**Excerpted text**.
■ ■ ■ ■ ■
Thermal Decomposition Mechanism of Ammonium Nitrate on the Main Crystal Surface of Ferric Oxide: Experimental and Theoretical Studies.
Qiangqiang LuYiwen HuJun-Qing YangHongyu YangLei XiaoFengqi ZhaoHongxu GaoWei JiangGazi HaoPublished in: Langmuir : the ACS journal of surfaces and colloids (2024)
Understanding the decomposition process of ammonium nitrate (AN) on catalyst surfaces is crucial for the development of practical and efficient catalysts in AN-based propellants. In this study, two types of nano-Fe 2 O 3 catalysts were synthesized: spherical particles with high-exposure (104) facets and flaky particles with high-exposure (110) facets. Through thermal analysis and particle size analysis, it was found that the nanosheet-Fe 2 O 3 catalyst achieved more complete AN decomposition despite having a larger average particle size compared to nanosphere-Fe 2 O 3 . Subsequently, the effects of AN pyrolysis on the (110) and (104) facets were investigated by theoretical simulations. Through studying the interaction between AN and crystal facets, it was determined that the electron transfer efficiency on the (110) facet is stronger compared to that on the (104) facet. Additionally, the free-energy step diagrams for the reaction of the AN molecule on the two facets were calculated with the DFT + U method. Comparative analysis led us to conclude that the (110) facet of α-Fe 2 O 3 is more favorable for AN pyrolysis compared to the (104) facet. Our study seeks to deepen the understanding of the mechanism underlying AN pyrolysis and present new ideas for the development of effective catalysts in AN pyrolysis.
■ ■ ■ ■ ■
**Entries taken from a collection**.
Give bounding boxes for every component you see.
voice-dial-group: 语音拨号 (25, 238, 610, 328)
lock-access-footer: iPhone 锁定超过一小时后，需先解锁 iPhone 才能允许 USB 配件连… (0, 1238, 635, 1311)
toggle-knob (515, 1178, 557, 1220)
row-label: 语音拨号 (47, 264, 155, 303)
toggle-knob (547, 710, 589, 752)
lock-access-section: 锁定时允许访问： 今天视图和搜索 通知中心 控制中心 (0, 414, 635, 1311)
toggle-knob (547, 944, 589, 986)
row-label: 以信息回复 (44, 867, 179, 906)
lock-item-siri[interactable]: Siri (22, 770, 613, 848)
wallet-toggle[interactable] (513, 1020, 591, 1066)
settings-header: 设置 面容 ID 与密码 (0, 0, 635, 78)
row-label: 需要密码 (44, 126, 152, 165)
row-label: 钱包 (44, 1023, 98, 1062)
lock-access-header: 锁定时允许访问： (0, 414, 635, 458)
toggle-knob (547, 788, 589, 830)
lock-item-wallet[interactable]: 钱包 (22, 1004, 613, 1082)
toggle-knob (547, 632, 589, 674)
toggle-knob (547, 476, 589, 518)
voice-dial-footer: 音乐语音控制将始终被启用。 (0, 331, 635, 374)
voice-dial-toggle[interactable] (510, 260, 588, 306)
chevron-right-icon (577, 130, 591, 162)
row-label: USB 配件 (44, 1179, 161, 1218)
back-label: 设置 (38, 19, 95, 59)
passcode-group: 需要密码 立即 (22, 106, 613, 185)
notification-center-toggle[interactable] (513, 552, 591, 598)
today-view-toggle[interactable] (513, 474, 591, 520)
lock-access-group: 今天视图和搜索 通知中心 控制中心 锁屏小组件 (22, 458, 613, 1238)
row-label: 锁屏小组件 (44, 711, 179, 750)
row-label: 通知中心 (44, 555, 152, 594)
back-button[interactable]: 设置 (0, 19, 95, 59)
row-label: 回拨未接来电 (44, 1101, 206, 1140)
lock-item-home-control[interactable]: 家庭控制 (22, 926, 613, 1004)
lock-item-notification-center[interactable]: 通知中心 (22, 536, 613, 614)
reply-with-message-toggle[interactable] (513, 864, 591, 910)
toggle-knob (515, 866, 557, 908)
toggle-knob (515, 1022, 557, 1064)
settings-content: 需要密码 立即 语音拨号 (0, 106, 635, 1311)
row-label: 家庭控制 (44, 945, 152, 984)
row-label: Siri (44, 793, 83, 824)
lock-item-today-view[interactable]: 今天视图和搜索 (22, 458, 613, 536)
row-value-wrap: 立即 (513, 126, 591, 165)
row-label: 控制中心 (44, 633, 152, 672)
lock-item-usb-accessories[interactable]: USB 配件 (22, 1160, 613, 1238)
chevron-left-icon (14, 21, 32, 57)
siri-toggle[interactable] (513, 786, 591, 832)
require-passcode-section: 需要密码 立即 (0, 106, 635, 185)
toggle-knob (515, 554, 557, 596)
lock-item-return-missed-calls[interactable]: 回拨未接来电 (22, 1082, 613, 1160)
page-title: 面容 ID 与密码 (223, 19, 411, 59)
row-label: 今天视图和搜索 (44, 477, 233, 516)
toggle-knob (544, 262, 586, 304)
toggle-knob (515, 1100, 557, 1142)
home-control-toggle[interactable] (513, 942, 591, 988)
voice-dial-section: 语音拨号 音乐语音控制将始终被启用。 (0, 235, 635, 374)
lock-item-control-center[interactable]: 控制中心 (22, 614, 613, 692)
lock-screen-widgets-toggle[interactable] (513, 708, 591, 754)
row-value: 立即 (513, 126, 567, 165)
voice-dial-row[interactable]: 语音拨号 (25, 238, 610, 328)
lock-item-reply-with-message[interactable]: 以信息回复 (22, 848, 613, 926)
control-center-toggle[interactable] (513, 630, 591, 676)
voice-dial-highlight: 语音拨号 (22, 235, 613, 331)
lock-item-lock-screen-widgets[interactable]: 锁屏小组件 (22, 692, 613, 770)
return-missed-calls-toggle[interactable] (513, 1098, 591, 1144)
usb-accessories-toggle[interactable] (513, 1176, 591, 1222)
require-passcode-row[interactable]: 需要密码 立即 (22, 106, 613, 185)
■ ■ ■ ■ ■
**Exercise instructions**.
1. Reproduce the part of the abstract on ammonium nitrate decomposition covering the stretch from "Thermal Decomposition Mechanism" through "and colloids (2024)".
2. List every experimental or computational technique that the abstract on ammonium nitrate decomposition names.

**Answers given**.
1.
Thermal Decomposition Mechanism of Ammonium Nitrate on the Main Crystal Surface of Ferric Oxide: Experimental and Theoretical Studies.
Qiangqiang LuYiwen HuJun-Qing YangHongyu YangLei XiaoFengqi ZhaoHongxu GaoWei JiangGazi HaoPublished in: Langmuir : the ACS journal of surfaces and colloids (2024)

2.
Thermal analysis
Particle size analysis
Theoretical simulations
DFT + U method